The exercise:
Take each line containing the word "complete" and copy it.
[Start Records supplied]
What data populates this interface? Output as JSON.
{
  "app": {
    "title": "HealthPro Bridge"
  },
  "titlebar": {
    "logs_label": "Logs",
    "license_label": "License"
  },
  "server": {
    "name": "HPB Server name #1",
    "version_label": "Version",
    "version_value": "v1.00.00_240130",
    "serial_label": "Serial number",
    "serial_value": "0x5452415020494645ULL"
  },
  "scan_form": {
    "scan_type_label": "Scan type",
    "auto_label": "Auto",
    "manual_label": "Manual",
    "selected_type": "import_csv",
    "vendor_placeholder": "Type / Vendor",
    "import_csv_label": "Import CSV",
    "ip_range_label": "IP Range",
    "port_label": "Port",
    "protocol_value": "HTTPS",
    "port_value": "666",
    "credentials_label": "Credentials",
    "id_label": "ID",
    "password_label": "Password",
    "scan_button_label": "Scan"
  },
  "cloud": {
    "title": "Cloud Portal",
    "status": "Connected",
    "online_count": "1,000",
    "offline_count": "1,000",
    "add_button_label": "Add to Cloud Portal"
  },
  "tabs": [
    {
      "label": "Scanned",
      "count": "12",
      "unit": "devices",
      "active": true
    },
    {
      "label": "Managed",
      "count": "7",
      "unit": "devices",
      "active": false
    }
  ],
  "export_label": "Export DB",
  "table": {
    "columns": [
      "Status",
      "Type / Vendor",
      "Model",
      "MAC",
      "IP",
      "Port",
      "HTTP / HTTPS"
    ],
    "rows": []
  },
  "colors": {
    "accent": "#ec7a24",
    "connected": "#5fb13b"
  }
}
[End Records supplied]
[Start Records supplied]
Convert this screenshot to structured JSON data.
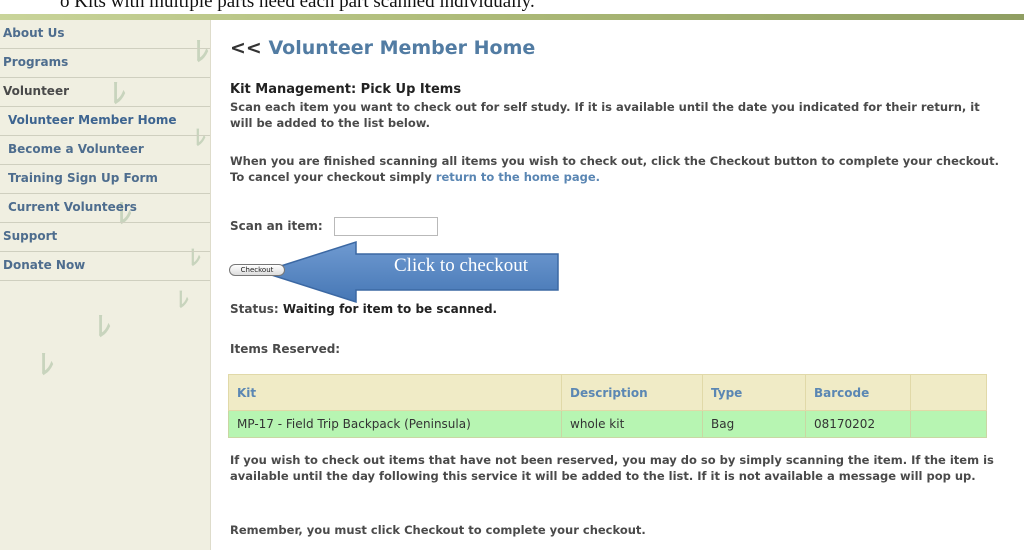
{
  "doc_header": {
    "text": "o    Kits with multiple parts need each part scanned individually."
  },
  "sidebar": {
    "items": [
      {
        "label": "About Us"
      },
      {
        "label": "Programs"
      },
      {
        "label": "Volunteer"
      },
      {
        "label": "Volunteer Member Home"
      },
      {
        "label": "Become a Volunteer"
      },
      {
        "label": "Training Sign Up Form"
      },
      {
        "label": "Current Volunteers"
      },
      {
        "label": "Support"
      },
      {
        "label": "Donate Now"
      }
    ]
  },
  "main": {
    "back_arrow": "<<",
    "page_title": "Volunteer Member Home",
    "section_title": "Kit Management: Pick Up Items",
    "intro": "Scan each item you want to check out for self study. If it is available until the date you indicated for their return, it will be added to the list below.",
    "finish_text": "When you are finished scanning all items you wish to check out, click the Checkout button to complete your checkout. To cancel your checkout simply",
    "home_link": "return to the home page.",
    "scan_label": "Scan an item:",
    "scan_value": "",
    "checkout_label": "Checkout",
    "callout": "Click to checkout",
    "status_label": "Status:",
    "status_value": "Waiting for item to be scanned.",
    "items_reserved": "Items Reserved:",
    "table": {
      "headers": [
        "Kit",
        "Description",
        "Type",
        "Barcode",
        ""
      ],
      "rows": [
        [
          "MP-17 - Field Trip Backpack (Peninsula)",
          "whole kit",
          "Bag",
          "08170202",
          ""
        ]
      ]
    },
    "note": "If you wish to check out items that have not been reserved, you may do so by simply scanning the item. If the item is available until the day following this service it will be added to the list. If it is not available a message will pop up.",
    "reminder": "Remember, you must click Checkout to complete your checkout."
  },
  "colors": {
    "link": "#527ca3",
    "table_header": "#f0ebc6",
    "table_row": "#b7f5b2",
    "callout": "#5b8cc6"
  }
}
[End Records supplied]
Finished exercise:
    "finish_text": "When you are finished scanning all items you wish to check out, click the Checkout button to complete your checkout. To cancel your checkout simply",
    "reminder": "Remember, you must click Checkout to complete your checkout."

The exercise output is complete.